## Given task
Select all lines in the records that include "Plano".

╭─ Input records

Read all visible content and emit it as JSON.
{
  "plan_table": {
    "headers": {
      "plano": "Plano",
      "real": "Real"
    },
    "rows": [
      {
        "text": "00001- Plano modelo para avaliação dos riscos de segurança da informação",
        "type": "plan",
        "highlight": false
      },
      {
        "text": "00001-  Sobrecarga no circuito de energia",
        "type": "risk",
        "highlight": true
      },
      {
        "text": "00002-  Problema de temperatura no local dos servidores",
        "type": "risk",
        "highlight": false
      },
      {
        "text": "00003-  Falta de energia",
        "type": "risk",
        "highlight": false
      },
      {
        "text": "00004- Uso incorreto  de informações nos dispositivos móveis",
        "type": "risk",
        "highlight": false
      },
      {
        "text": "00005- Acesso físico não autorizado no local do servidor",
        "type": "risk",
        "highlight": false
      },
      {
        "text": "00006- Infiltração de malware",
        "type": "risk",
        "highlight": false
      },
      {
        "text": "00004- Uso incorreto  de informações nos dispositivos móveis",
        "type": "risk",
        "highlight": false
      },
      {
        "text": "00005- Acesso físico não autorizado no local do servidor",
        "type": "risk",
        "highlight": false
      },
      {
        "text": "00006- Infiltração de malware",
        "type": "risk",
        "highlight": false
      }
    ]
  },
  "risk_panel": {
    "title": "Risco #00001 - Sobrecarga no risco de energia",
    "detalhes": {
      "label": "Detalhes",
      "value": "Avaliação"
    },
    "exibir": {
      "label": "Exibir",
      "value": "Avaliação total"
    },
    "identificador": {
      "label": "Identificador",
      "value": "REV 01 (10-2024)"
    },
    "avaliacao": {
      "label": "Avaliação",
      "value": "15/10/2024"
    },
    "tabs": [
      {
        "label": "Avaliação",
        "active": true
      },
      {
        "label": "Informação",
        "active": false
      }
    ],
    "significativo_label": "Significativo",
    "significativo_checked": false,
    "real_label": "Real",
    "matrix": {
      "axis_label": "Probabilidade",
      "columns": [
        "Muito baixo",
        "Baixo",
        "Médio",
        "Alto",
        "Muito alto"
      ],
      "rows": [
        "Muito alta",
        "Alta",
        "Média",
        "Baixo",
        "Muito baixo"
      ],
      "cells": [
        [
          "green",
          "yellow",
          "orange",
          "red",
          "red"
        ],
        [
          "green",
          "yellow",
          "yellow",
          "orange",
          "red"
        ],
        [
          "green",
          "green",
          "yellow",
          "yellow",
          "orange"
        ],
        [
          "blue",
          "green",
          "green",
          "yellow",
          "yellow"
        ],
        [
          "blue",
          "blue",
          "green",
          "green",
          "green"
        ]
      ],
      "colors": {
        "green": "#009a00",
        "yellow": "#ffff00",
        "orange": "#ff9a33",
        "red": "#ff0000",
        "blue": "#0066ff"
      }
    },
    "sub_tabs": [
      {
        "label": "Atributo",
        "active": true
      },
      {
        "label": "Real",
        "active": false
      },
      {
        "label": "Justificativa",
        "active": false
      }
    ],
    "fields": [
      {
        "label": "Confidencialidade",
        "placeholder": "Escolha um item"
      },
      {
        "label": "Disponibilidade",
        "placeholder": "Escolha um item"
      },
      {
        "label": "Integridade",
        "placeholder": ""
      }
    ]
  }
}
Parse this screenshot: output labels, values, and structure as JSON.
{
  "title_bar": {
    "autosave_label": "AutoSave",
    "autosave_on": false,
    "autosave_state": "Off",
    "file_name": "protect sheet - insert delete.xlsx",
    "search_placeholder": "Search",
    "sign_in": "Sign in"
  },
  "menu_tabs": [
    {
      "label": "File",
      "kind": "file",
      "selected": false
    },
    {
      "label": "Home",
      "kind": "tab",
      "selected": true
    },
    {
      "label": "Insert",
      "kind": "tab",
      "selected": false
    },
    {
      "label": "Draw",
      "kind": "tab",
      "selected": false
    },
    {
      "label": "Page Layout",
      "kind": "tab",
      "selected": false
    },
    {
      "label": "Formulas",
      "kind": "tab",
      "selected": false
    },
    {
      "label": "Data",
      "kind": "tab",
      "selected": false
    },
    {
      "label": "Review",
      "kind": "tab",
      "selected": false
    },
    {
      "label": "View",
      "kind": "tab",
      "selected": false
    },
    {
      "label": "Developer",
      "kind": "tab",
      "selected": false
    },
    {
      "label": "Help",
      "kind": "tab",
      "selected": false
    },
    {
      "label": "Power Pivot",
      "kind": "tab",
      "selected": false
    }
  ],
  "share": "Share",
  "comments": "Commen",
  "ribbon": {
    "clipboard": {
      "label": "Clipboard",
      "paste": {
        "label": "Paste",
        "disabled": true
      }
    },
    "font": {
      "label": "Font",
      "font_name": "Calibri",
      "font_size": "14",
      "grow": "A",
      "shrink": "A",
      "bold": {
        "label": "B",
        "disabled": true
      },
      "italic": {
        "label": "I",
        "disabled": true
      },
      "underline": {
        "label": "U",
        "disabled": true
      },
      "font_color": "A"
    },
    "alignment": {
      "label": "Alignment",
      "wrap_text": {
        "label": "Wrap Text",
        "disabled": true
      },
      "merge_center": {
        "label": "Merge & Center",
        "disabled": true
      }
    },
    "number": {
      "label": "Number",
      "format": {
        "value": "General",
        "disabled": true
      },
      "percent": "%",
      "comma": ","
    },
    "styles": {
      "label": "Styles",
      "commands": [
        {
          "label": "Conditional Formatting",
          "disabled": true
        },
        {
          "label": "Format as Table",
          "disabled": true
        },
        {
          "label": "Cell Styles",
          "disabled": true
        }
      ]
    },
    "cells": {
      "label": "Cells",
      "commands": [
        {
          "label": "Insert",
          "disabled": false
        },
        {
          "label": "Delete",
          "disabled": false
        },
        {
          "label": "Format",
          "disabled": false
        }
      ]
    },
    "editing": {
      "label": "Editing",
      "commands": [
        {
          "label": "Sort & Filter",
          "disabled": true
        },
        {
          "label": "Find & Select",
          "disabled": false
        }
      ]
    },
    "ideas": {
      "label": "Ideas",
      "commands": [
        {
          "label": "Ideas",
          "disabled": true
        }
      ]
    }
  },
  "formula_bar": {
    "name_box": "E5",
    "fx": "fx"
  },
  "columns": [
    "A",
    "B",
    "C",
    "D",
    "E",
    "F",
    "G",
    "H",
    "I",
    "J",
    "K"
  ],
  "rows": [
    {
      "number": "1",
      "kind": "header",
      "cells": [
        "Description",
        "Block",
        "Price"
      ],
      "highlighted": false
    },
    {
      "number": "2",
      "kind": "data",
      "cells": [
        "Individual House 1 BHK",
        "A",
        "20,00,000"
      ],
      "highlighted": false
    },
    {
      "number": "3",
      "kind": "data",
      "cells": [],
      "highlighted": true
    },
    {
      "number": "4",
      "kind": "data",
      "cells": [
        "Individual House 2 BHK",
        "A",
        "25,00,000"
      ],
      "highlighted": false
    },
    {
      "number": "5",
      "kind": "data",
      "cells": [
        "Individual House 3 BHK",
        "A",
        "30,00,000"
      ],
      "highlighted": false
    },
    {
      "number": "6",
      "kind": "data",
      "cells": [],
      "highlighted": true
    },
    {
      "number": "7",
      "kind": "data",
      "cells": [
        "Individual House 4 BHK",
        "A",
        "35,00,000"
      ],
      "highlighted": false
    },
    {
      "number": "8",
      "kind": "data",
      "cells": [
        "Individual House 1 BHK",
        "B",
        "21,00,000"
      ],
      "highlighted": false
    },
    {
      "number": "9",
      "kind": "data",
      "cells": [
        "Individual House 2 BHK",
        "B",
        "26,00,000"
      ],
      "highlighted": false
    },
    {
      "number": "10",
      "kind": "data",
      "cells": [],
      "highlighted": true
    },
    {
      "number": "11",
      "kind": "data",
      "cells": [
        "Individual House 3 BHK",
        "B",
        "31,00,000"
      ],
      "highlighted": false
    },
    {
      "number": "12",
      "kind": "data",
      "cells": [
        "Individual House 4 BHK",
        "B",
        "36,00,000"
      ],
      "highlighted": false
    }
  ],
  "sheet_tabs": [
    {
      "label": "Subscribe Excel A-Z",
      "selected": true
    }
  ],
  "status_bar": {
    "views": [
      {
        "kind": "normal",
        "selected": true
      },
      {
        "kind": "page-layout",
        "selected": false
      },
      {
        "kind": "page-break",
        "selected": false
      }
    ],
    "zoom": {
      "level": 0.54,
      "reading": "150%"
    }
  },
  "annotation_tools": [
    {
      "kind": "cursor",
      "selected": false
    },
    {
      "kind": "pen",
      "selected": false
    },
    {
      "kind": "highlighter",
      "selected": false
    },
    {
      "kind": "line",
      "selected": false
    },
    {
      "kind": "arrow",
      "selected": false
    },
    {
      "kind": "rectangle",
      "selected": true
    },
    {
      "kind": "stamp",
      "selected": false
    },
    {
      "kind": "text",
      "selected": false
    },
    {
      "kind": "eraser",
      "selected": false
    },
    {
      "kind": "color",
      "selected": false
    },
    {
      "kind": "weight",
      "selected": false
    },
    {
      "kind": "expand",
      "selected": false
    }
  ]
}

╰─

## Reply
      "plano": "Plano",
        "text": "00001- Plano modelo para avaliação dos riscos de segurança da informação",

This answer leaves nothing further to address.